++++ DATA SUPPLIED ++++

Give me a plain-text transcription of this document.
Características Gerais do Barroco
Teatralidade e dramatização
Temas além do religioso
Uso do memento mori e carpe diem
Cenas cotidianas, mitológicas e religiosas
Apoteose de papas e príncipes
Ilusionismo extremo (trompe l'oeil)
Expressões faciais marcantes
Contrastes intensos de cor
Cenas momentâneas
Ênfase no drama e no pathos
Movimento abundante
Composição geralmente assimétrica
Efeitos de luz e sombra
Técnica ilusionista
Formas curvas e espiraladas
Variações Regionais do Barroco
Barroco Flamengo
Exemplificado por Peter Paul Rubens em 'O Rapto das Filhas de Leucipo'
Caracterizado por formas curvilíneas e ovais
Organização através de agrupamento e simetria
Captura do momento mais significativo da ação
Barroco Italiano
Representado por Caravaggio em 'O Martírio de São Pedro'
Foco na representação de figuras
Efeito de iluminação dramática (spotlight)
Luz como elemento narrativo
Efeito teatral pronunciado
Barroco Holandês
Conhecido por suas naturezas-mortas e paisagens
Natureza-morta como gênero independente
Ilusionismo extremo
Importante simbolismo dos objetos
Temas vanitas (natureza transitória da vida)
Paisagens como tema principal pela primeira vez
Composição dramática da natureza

++++

» **PROBLEM DESCRIPTION**:
Set all of the entries down again, exactly as they were given.

» **TASK SOLUTION**:
Give me a plain-text transcription of this document.
Características Gerais do Barroco
Teatralidade e dramatização
Temas além do religioso
Uso do memento mori e carpe diem
Cenas cotidianas, mitológicas e religiosas
Apoteose de papas e príncipes
Ilusionismo extremo (trompe l'oeil)
Expressões faciais marcantes
Contrastes intensos de cor
Cenas momentâneas
Ênfase no drama e no pathos
Movimento abundante
Composição geralmente assimétrica
Efeitos de luz e sombra
Técnica ilusionista
Formas curvas e espiraladas
Variações Regionais do Barroco
Barroco Flamengo
Exemplificado por Peter Paul Rubens em 'O Rapto das Filhas de Leucipo'
Caracterizado por formas curvilíneas e ovais
Organização através de agrupamento e simetria
Captura do momento mais significativo da ação
Barroco Italiano
Representado por Caravaggio em 'O Martírio de São Pedro'
Foco na representação de figuras
Efeito de iluminação dramática (spotlight)
Luz como elemento narrativo
Efeito teatral pronunciado
Barroco Holandês
Conhecido por suas naturezas-mortas e paisagens
Natureza-morta como gênero independente
Ilusionismo extremo
Importante simbolismo dos objetos
Temas vanitas (natureza transitória da vida)
Paisagens como tema principal pela primeira vez
Composição dramática da natureza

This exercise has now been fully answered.